# SUPPLIED RECORDS start

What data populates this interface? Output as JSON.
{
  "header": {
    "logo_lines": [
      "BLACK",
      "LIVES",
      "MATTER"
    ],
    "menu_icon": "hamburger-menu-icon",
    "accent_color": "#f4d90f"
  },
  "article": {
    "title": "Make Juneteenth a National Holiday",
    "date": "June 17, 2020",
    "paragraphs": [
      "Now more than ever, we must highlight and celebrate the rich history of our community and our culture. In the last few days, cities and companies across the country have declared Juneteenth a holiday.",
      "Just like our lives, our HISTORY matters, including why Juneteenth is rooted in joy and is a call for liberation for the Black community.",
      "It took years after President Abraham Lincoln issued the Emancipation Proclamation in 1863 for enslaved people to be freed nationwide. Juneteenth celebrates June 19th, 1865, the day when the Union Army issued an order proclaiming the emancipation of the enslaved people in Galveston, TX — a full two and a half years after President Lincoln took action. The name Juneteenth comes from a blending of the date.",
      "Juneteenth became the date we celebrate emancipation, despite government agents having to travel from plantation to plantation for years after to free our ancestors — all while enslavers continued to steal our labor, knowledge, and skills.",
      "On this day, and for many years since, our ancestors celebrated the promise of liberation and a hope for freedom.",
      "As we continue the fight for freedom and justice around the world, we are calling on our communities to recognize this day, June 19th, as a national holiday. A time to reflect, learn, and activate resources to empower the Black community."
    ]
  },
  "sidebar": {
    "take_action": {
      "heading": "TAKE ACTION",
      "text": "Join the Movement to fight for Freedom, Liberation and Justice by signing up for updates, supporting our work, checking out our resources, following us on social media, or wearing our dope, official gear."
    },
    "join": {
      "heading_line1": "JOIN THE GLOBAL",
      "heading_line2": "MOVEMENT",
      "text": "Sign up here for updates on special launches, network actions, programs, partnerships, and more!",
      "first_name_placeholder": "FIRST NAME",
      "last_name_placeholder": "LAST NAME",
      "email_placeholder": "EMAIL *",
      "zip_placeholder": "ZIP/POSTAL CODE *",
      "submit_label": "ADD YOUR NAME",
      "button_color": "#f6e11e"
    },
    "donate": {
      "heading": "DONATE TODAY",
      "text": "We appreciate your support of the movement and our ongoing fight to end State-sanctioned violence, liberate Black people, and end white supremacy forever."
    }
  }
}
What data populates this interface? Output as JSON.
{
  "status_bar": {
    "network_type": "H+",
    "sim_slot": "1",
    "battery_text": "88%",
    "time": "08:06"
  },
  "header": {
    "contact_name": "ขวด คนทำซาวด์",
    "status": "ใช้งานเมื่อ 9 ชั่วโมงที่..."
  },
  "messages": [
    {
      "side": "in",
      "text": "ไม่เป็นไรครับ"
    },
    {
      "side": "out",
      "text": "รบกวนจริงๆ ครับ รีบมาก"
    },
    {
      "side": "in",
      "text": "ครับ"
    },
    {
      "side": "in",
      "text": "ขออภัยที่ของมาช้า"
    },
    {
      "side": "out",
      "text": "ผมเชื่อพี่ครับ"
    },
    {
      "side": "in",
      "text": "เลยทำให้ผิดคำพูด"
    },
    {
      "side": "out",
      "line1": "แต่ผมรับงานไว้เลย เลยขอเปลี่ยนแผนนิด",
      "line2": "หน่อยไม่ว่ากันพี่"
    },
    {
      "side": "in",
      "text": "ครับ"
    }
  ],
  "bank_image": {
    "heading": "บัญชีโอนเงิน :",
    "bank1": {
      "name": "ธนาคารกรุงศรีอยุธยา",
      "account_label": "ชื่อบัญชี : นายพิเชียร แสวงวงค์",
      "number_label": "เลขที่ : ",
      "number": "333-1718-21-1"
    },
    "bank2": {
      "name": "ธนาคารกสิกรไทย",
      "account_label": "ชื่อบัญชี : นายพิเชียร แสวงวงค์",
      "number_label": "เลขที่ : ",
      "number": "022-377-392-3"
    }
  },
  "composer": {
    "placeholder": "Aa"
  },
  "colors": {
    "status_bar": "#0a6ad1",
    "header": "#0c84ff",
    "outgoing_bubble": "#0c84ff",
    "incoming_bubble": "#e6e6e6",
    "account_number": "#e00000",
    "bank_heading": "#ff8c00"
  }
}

# SUPPLIED RECORDS end

[PROBLEM TO WORK ON] Each line above that includes "people" should be shown.

[COMPLETED EXERCISE]
      "It took years after President Abraham Lincoln issued the Emancipation Proclamation in 1863 for enslaved people to be freed nationwide. Juneteenth celebrates June 19th, 1865, the day when the Union Army issued an order proclaiming the emancipation of the enslaved people in Galveston, TX — a full two and a half years after President Lincoln took action. The name Juneteenth comes from a blending of the date.",
      "text": "We appreciate your support of the movement and our ongoing fight to end State-sanctioned violence, liberate Black people, and end white supremacy forever."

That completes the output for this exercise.